• Stated goal: Quote the material below word for word, starting with its first line and ending with the line that contains "tx-moist — [440, 400, 520, 470]", with both of those lines included.

--- START ---

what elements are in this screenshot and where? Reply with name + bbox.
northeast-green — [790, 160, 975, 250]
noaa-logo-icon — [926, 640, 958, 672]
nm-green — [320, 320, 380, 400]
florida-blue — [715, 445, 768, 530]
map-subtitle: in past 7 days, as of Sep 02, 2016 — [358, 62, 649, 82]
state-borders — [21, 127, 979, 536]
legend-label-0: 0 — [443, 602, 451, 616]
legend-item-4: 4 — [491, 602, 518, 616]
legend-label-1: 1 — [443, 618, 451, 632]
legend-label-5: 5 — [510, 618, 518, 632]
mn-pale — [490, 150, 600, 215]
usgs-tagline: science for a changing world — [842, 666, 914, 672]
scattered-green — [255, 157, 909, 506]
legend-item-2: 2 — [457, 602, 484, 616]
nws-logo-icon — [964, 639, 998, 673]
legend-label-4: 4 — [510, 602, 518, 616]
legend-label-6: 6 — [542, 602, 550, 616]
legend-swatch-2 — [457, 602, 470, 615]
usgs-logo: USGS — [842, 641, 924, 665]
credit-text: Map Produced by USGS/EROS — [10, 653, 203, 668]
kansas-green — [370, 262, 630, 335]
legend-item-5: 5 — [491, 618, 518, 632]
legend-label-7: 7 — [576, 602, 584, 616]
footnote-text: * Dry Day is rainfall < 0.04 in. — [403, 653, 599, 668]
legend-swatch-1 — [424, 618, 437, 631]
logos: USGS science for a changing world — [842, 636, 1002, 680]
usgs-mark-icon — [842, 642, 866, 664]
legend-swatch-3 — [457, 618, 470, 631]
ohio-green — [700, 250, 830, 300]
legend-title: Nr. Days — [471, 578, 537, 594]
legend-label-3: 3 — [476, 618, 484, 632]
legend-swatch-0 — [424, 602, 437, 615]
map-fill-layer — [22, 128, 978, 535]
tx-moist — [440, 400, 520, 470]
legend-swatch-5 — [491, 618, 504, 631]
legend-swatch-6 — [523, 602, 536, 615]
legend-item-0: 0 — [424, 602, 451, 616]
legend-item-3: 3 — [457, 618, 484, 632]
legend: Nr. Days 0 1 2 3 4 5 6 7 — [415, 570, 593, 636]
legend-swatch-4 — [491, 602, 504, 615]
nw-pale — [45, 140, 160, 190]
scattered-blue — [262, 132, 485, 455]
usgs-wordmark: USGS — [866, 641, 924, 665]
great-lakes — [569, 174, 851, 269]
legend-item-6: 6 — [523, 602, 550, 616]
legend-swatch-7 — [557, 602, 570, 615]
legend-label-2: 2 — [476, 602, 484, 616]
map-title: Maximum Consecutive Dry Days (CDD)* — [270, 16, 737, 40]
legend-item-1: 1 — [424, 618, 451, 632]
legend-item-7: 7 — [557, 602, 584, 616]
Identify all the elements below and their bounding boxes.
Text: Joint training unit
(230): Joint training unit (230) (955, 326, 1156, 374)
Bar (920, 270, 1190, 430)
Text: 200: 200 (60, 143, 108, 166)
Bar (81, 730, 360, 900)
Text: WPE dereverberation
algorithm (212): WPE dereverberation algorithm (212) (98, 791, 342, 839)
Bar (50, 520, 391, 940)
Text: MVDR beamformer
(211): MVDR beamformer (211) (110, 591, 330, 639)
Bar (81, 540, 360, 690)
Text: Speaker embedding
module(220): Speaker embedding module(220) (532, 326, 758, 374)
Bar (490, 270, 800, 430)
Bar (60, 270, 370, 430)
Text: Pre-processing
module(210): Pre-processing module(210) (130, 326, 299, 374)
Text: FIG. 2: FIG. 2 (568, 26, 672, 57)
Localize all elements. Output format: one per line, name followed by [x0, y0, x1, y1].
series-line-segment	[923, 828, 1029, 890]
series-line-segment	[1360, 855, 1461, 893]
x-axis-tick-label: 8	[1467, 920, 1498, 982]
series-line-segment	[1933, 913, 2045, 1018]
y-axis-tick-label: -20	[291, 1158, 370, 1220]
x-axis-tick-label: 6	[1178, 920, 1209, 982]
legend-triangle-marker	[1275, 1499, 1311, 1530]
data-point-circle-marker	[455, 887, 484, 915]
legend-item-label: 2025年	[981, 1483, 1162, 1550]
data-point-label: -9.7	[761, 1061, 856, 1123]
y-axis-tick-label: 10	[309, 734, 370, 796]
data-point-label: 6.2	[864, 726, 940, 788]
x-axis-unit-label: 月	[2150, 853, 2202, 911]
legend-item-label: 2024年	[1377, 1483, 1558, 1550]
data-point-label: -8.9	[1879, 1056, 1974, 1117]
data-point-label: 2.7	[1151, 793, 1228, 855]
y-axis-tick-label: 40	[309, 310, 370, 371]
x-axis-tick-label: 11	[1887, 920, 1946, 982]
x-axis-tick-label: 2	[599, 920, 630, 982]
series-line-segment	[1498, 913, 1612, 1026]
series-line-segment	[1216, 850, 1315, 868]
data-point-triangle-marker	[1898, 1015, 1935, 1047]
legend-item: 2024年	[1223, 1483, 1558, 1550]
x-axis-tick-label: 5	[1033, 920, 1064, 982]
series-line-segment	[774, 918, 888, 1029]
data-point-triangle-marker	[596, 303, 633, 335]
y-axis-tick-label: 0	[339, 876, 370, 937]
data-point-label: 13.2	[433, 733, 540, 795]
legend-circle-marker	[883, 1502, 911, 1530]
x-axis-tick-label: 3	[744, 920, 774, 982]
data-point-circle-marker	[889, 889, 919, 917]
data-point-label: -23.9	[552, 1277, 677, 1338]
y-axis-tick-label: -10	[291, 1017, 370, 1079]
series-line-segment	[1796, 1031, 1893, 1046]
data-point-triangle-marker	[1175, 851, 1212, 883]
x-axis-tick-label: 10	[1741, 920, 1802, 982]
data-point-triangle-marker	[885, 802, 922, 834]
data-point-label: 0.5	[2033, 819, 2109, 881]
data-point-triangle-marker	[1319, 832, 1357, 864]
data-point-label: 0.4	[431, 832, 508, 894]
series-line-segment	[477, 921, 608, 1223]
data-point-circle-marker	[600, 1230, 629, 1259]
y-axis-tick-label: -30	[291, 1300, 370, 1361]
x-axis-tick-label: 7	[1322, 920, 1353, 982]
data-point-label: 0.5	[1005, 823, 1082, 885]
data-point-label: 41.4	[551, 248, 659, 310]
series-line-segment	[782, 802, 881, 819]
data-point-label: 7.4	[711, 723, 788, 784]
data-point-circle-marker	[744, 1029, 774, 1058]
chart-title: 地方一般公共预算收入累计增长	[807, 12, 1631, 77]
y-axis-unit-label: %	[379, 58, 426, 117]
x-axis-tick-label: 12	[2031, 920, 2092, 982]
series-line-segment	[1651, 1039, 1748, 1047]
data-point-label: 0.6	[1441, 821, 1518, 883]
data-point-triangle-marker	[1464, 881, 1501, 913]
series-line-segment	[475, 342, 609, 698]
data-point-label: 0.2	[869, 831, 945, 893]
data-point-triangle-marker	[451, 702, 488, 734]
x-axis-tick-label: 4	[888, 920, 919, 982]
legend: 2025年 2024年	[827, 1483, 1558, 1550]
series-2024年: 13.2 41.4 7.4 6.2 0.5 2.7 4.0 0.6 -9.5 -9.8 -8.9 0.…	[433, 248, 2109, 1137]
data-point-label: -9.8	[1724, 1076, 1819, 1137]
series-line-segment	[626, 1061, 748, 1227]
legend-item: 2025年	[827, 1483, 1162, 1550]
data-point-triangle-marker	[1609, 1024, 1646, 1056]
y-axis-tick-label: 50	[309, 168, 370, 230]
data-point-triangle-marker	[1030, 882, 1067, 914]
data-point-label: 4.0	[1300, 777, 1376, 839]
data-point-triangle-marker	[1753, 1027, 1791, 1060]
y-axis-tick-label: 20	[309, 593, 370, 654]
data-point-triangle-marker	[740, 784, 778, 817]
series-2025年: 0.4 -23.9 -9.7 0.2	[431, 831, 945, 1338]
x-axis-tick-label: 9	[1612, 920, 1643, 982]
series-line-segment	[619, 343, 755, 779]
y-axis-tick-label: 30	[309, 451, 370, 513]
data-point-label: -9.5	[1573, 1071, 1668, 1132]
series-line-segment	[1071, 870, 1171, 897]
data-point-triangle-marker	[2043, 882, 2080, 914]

--- END ---

• Finished task:
what elements are in this screenshot and where? Reply with name + bbox.
northeast-green — [790, 160, 975, 250]
noaa-logo-icon — [926, 640, 958, 672]
nm-green — [320, 320, 380, 400]
florida-blue — [715, 445, 768, 530]
map-subtitle: in past 7 days, as of Sep 02, 2016 — [358, 62, 649, 82]
state-borders — [21, 127, 979, 536]
legend-label-0: 0 — [443, 602, 451, 616]
legend-item-4: 4 — [491, 602, 518, 616]
legend-label-1: 1 — [443, 618, 451, 632]
legend-label-5: 5 — [510, 618, 518, 632]
mn-pale — [490, 150, 600, 215]
usgs-tagline: science for a changing world — [842, 666, 914, 672]
scattered-green — [255, 157, 909, 506]
legend-item-2: 2 — [457, 602, 484, 616]
nws-logo-icon — [964, 639, 998, 673]
legend-label-4: 4 — [510, 602, 518, 616]
legend-label-6: 6 — [542, 602, 550, 616]
legend-swatch-2 — [457, 602, 470, 615]
usgs-logo: USGS — [842, 641, 924, 665]
credit-text: Map Produced by USGS/EROS — [10, 653, 203, 668]
kansas-green — [370, 262, 630, 335]
legend-item-5: 5 — [491, 618, 518, 632]
legend-label-7: 7 — [576, 602, 584, 616]
footnote-text: * Dry Day is rainfall < 0.04 in. — [403, 653, 599, 668]
legend-swatch-1 — [424, 618, 437, 631]
logos: USGS science for a changing world — [842, 636, 1002, 680]
usgs-mark-icon — [842, 642, 866, 664]
legend-swatch-3 — [457, 618, 470, 631]
ohio-green — [700, 250, 830, 300]
legend-title: Nr. Days — [471, 578, 537, 594]
legend-label-3: 3 — [476, 618, 484, 632]
legend-swatch-0 — [424, 602, 437, 615]
map-fill-layer — [22, 128, 978, 535]
tx-moist — [440, 400, 520, 470]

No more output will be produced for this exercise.